# What is expected
Only lines holding the word "Scotland" should be copied from the material.

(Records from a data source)
-- BEGIN --

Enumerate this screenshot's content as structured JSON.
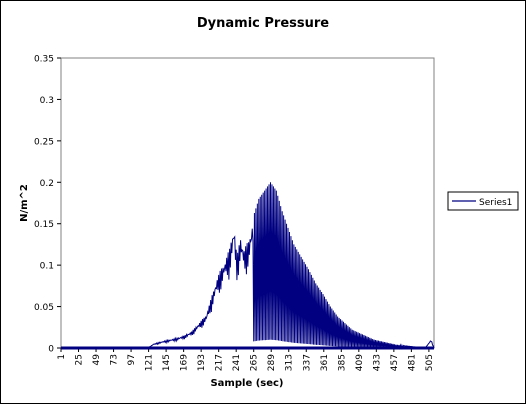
{
  "chart_data": {
    "type": "line",
    "title": "Dynamic Pressure",
    "xlabel": "Sample (sec)",
    "ylabel": "N/m^2",
    "ylim": [
      0,
      0.35
    ],
    "xlim": [
      1,
      512
    ],
    "y_ticks": [
      "0",
      "0.05",
      "0.1",
      "0.15",
      "0.2",
      "0.25",
      "0.3",
      "0.35"
    ],
    "x_ticks": [
      "1",
      "25",
      "49",
      "73",
      "97",
      "121",
      "145",
      "169",
      "193",
      "217",
      "241",
      "265",
      "289",
      "313",
      "337",
      "361",
      "385",
      "409",
      "433",
      "457",
      "481",
      "505"
    ],
    "legend_position": "right",
    "series": [
      {
        "name": "Series1",
        "color": "#000080",
        "anchors": [
          [
            1,
            0
          ],
          [
            120,
            0
          ],
          [
            128,
            0.005
          ],
          [
            140,
            0.008
          ],
          [
            150,
            0.01
          ],
          [
            160,
            0.012
          ],
          [
            170,
            0.015
          ],
          [
            180,
            0.02
          ],
          [
            190,
            0.03
          ],
          [
            200,
            0.04
          ],
          [
            205,
            0.055
          ],
          [
            210,
            0.07
          ],
          [
            215,
            0.085
          ],
          [
            220,
            0.095
          ],
          [
            225,
            0.105
          ],
          [
            232,
            0.12
          ],
          [
            238,
            0.15
          ],
          [
            242,
            0.11
          ],
          [
            247,
            0.135
          ],
          [
            252,
            0.12
          ],
          [
            258,
            0.13
          ],
          [
            265,
            0.16
          ],
          [
            272,
            0.18
          ],
          [
            280,
            0.19
          ],
          [
            288,
            0.2
          ],
          [
            296,
            0.19
          ],
          [
            304,
            0.165
          ],
          [
            312,
            0.145
          ],
          [
            320,
            0.125
          ],
          [
            330,
            0.11
          ],
          [
            340,
            0.095
          ],
          [
            350,
            0.078
          ],
          [
            360,
            0.065
          ],
          [
            370,
            0.05
          ],
          [
            380,
            0.038
          ],
          [
            390,
            0.03
          ],
          [
            400,
            0.022
          ],
          [
            410,
            0.018
          ],
          [
            420,
            0.014
          ],
          [
            430,
            0.01
          ],
          [
            440,
            0.008
          ],
          [
            450,
            0.006
          ],
          [
            460,
            0.004
          ],
          [
            470,
            0.003
          ],
          [
            480,
            0.002
          ],
          [
            490,
            0.001
          ],
          [
            500,
            0.0
          ],
          [
            508,
            0.01
          ],
          [
            512,
            0.0
          ]
        ]
      }
    ]
  }
}
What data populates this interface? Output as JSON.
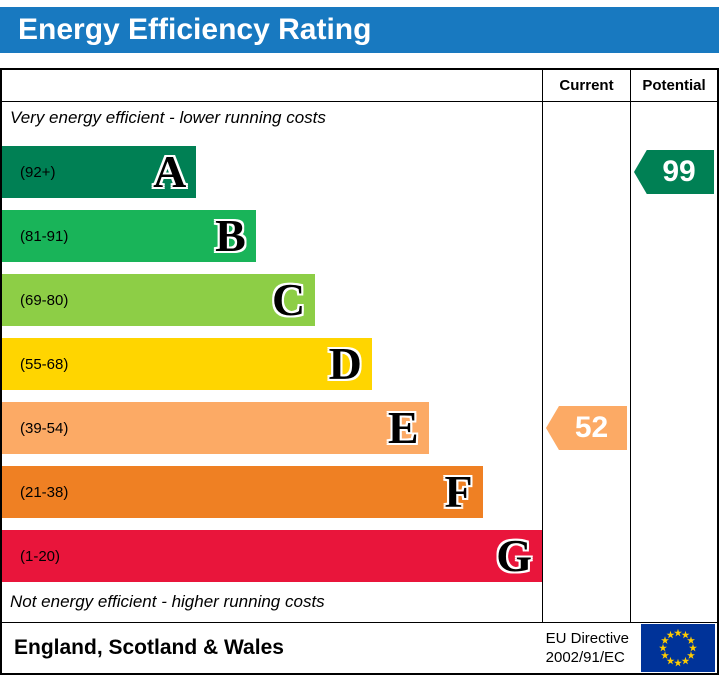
{
  "header": {
    "title": "Energy Efficiency Rating",
    "bg_color": "#1879c0"
  },
  "table": {
    "columns": {
      "current": "Current",
      "potential": "Potential"
    },
    "top_caption": "Very energy efficient - lower running costs",
    "bottom_caption": "Not energy efficient - higher running costs",
    "bands": [
      {
        "letter": "A",
        "range": "(92+)",
        "color": "#008054",
        "width_pct": 36
      },
      {
        "letter": "B",
        "range": "(81-91)",
        "color": "#19b459",
        "width_pct": 47
      },
      {
        "letter": "C",
        "range": "(69-80)",
        "color": "#8dce46",
        "width_pct": 58
      },
      {
        "letter": "D",
        "range": "(55-68)",
        "color": "#ffd500",
        "width_pct": 68.5
      },
      {
        "letter": "E",
        "range": "(39-54)",
        "color": "#fcaa65",
        "width_pct": 79
      },
      {
        "letter": "F",
        "range": "(21-38)",
        "color": "#ef8023",
        "width_pct": 89
      },
      {
        "letter": "G",
        "range": "(1-20)",
        "color": "#e9153b",
        "width_pct": 100
      }
    ],
    "current": {
      "value": "52",
      "band": "E",
      "color": "#fcaa65",
      "row": 4
    },
    "potential": {
      "value": "99",
      "band": "A",
      "color": "#008054",
      "row": 0
    }
  },
  "footer": {
    "region": "England, Scotland & Wales",
    "directive_line1": "EU Directive",
    "directive_line2": "2002/91/EC",
    "flag_bg": "#003399",
    "flag_star_color": "#ffcc00"
  },
  "chart_data": {
    "type": "bar",
    "title": "Energy Efficiency Rating",
    "categories": [
      "A (92+)",
      "B (81-91)",
      "C (69-80)",
      "D (55-68)",
      "E (39-54)",
      "F (21-38)",
      "G (1-20)"
    ],
    "values": [
      36,
      47,
      58,
      68.5,
      79,
      89,
      100
    ],
    "band_colors": [
      "#008054",
      "#19b459",
      "#8dce46",
      "#ffd500",
      "#fcaa65",
      "#ef8023",
      "#e9153b"
    ],
    "series": [
      {
        "name": "Current",
        "value": 52,
        "band": "E"
      },
      {
        "name": "Potential",
        "value": 99,
        "band": "A"
      }
    ],
    "top_annotation": "Very energy efficient - lower running costs",
    "bottom_annotation": "Not energy efficient - higher running costs",
    "footnote": "England, Scotland & Wales — EU Directive 2002/91/EC"
  }
}
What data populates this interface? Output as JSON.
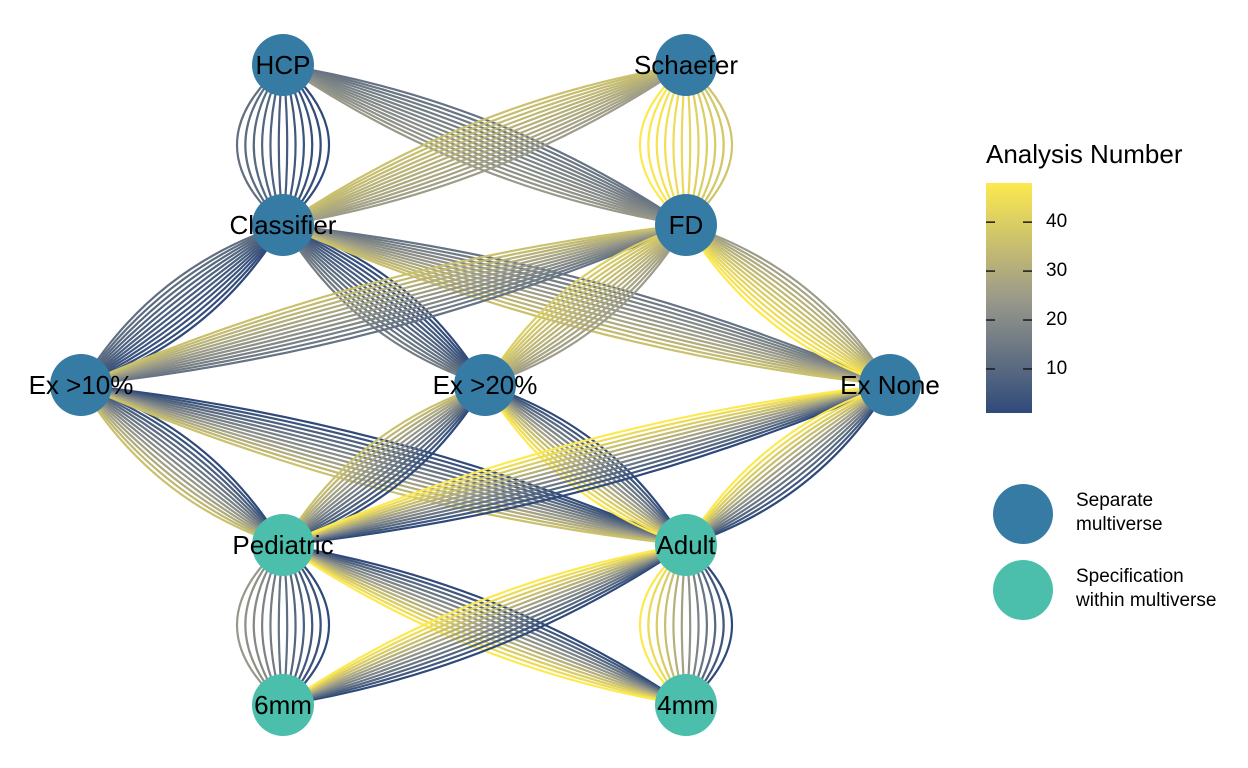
{
  "nodes": [
    {
      "id": "HCP",
      "label": "HCP",
      "type": "separate"
    },
    {
      "id": "Schaefer",
      "label": "Schaefer",
      "type": "separate"
    },
    {
      "id": "Classifier",
      "label": "Classifier",
      "type": "separate"
    },
    {
      "id": "FD",
      "label": "FD",
      "type": "separate"
    },
    {
      "id": "Ex10",
      "label": "Ex >10%",
      "type": "separate"
    },
    {
      "id": "Ex20",
      "label": "Ex >20%",
      "type": "separate"
    },
    {
      "id": "ExNone",
      "label": "Ex None",
      "type": "separate"
    },
    {
      "id": "Pediatric",
      "label": "Pediatric",
      "type": "specification"
    },
    {
      "id": "Adult",
      "label": "Adult",
      "type": "specification"
    },
    {
      "id": "6mm",
      "label": "6mm",
      "type": "specification"
    },
    {
      "id": "4mm",
      "label": "4mm",
      "type": "specification"
    }
  ],
  "edge_groups": [
    {
      "from": "HCP",
      "to": "Classifier",
      "range": [
        1,
        12
      ]
    },
    {
      "from": "HCP",
      "to": "FD",
      "range": [
        13,
        24
      ]
    },
    {
      "from": "Schaefer",
      "to": "Classifier",
      "range": [
        25,
        36
      ]
    },
    {
      "from": "Schaefer",
      "to": "FD",
      "range": [
        37,
        48
      ]
    },
    {
      "from": "Classifier",
      "to": "Ex10",
      "range": [
        1,
        12
      ]
    },
    {
      "from": "Classifier",
      "to": "Ex20",
      "range": [
        1,
        16
      ]
    },
    {
      "from": "Classifier",
      "to": "ExNone",
      "range": [
        13,
        36
      ]
    },
    {
      "from": "FD",
      "to": "Ex10",
      "range": [
        13,
        36
      ]
    },
    {
      "from": "FD",
      "to": "Ex20",
      "range": [
        25,
        40
      ]
    },
    {
      "from": "FD",
      "to": "ExNone",
      "range": [
        25,
        48
      ]
    },
    {
      "from": "Ex10",
      "to": "Pediatric",
      "range": [
        1,
        36
      ]
    },
    {
      "from": "Ex10",
      "to": "Adult",
      "range": [
        1,
        36
      ]
    },
    {
      "from": "Ex20",
      "to": "Pediatric",
      "range": [
        1,
        36
      ]
    },
    {
      "from": "Ex20",
      "to": "Adult",
      "range": [
        1,
        48
      ]
    },
    {
      "from": "ExNone",
      "to": "Pediatric",
      "range": [
        1,
        48
      ]
    },
    {
      "from": "ExNone",
      "to": "Adult",
      "range": [
        1,
        48
      ]
    },
    {
      "from": "Pediatric",
      "to": "6mm",
      "range": [
        1,
        24
      ]
    },
    {
      "from": "Pediatric",
      "to": "4mm",
      "range": [
        1,
        48
      ]
    },
    {
      "from": "Adult",
      "to": "6mm",
      "range": [
        1,
        48
      ]
    },
    {
      "from": "Adult",
      "to": "4mm",
      "range": [
        1,
        48
      ]
    }
  ],
  "legend": {
    "colorbar_title": "Analysis Number",
    "colorbar_ticks": [
      "10",
      "20",
      "30",
      "40"
    ],
    "colorbar_min": 1,
    "colorbar_max": 48,
    "colorbar_low_color": "#2f4a7a",
    "colorbar_mid_color": "#9a9a8a",
    "colorbar_high_color": "#fde94f",
    "node_types": [
      {
        "key": "separate",
        "label": "Separate\nmultiverse",
        "color": "#367ba3"
      },
      {
        "key": "specification",
        "label": "Specification\nwithin multiverse",
        "color": "#4bbfab"
      }
    ]
  }
}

-- END --

# Correct answer
    "region": "England, Scotland & Wales",
    "footnote": "England, Scotland & Wales — EU Directive 2002/91/EC"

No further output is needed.